* **Exercise description**:
In the listing below, find every line with the string "xinyuwenchuang" and pull it out.

* **Provided entries**:
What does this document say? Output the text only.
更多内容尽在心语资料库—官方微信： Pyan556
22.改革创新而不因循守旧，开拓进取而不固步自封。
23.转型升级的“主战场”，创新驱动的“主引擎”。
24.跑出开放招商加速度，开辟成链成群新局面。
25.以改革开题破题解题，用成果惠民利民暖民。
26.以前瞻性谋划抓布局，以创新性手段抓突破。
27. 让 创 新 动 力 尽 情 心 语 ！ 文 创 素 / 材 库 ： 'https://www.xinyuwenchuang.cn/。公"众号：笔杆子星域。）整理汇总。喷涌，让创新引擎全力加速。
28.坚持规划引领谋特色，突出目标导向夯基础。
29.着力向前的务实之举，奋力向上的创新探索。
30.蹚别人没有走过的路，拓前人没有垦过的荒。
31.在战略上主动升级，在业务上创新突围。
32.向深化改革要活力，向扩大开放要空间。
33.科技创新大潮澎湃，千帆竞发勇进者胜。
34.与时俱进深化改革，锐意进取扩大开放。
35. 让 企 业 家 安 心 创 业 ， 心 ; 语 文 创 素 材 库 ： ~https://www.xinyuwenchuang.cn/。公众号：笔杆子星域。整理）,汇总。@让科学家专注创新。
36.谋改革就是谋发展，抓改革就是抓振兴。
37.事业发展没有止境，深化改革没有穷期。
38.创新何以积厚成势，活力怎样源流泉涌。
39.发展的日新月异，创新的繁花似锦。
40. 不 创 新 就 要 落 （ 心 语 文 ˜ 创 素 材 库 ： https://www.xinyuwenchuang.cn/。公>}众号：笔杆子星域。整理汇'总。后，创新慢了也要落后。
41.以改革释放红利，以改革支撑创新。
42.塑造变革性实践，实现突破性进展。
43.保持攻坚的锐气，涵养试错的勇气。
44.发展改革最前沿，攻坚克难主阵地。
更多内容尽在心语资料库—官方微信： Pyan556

* **Solution**:
27. 让 创 新 动 力 尽 情 心 语 ！ 文 创 素 / 材 库 ： 'https://www.xinyuwenchuang.cn/。公"众号：笔杆子星域。）整理汇总。喷涌，让创新引擎全力加速。
35. 让 企 业 家 安 心 创 业 ， 心 ; 语 文 创 素 材 库 ： ~https://www.xinyuwenchuang.cn/。公众号：笔杆子星域。整理）,汇总。@让科学家专注创新。
40. 不 创 新 就 要 落 （ 心 语 文 ˜ 创 素 材 库 ： https://www.xinyuwenchuang.cn/。公>}众号：笔杆子星域。整理汇'总。后，创新慢了也要落后。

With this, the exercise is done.